### SOURCE RECORDS:
## START
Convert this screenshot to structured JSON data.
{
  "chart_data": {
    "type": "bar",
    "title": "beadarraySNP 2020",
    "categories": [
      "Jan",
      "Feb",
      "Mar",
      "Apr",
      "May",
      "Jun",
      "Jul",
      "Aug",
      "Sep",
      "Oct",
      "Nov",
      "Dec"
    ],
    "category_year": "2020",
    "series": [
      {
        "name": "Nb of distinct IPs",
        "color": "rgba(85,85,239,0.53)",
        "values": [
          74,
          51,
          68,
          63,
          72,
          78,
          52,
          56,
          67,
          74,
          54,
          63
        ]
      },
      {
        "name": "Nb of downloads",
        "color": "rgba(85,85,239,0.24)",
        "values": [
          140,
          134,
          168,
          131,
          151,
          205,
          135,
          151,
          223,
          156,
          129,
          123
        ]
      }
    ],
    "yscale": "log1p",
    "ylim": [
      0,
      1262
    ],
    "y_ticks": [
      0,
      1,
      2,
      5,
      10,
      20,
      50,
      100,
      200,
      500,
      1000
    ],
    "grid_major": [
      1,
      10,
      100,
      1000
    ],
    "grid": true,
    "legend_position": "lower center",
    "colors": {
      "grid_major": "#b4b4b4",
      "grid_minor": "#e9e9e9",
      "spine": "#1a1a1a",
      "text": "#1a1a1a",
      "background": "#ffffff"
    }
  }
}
## END
### INSTRUCTIONS TO FOLLOW:
All of the material above needs to be copied exactly.

### EXPECTED ANSWER:
Convert this screenshot to structured JSON data.
{
  "chart_data": {
    "type": "bar",
    "title": "beadarraySNP 2020",
    "categories": [
      "Jan",
      "Feb",
      "Mar",
      "Apr",
      "May",
      "Jun",
      "Jul",
      "Aug",
      "Sep",
      "Oct",
      "Nov",
      "Dec"
    ],
    "category_year": "2020",
    "series": [
      {
        "name": "Nb of distinct IPs",
        "color": "rgba(85,85,239,0.53)",
        "values": [
          74,
          51,
          68,
          63,
          72,
          78,
          52,
          56,
          67,
          74,
          54,
          63
        ]
      },
      {
        "name": "Nb of downloads",
        "color": "rgba(85,85,239,0.24)",
        "values": [
          140,
          134,
          168,
          131,
          151,
          205,
          135,
          151,
          223,
          156,
          129,
          123
        ]
      }
    ],
    "yscale": "log1p",
    "ylim": [
      0,
      1262
    ],
    "y_ticks": [
      0,
      1,
      2,
      5,
      10,
      20,
      50,
      100,
      200,
      500,
      1000
    ],
    "grid_major": [
      1,
      10,
      100,
      1000
    ],
    "grid": true,
    "legend_position": "lower center",
    "colors": {
      "grid_major": "#b4b4b4",
      "grid_minor": "#e9e9e9",
      "spine": "#1a1a1a",
      "text": "#1a1a1a",
      "background": "#ffffff"
    }
  }
}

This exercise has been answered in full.